-- begin --

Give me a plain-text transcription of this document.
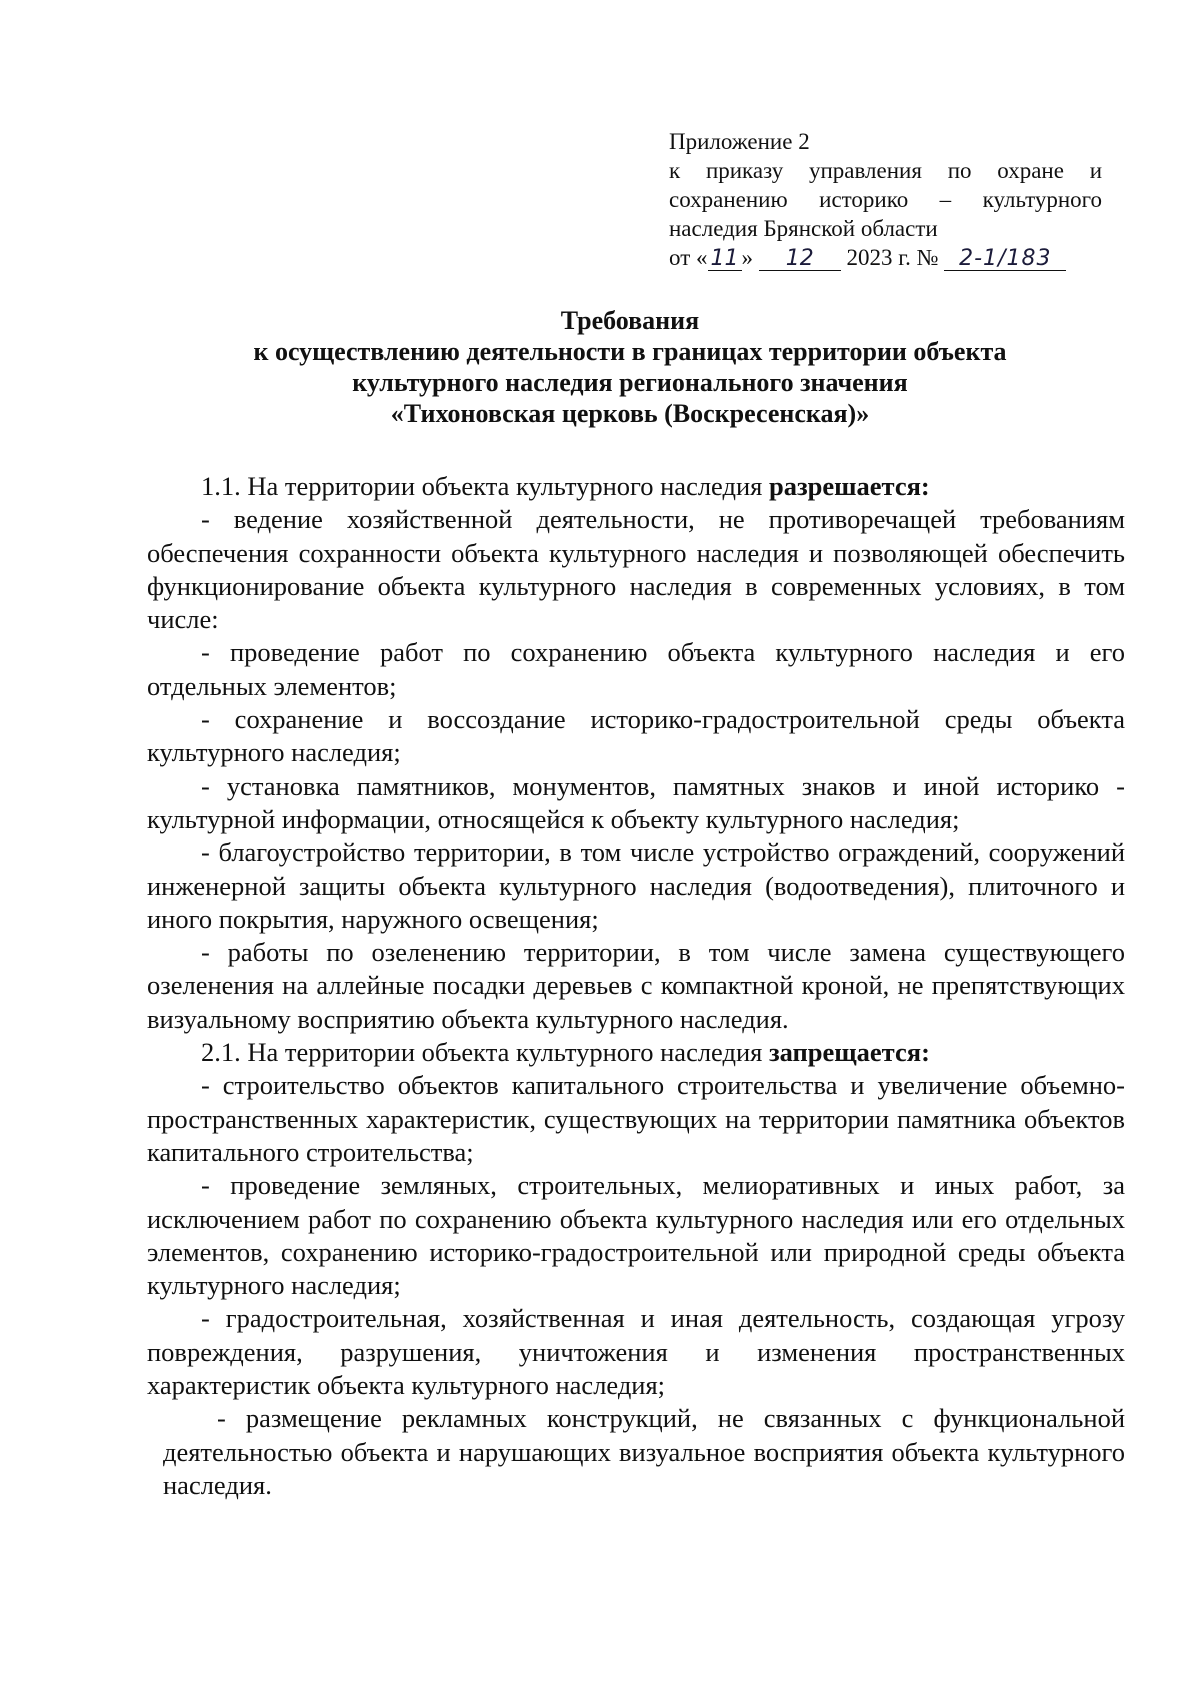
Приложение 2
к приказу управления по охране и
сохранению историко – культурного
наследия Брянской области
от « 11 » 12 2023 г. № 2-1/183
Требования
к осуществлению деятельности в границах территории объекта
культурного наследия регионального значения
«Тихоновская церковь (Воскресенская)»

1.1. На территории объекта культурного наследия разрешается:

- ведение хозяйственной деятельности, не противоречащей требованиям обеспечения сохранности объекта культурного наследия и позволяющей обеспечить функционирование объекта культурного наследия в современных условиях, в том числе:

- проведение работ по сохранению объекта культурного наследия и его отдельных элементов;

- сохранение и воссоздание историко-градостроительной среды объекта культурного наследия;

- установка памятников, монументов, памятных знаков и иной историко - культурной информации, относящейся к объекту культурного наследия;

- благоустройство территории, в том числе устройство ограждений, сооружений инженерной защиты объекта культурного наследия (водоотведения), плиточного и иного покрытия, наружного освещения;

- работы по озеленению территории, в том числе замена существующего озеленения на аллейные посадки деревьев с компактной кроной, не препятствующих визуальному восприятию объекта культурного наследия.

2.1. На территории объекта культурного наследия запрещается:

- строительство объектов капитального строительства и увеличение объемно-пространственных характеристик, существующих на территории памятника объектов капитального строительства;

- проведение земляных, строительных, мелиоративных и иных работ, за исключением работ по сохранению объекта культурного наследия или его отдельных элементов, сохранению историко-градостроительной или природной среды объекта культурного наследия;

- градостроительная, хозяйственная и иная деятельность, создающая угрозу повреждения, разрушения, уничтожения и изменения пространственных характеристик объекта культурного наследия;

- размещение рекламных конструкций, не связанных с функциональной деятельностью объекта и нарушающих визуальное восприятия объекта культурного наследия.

-- end --

Copy out every line of the listing that includes the string "градостроительной".

• _RESULT BELOW_
- сохранение и воссоздание историко-градостроительной среды объекта культурного наследия;
- проведение земляных, строительных, мелиоративных и иных работ, за исключением работ по сохранению объекта культурного наследия или его отдельных элементов, сохранению историко-градостроительной или природной среды объекта культурного наследия;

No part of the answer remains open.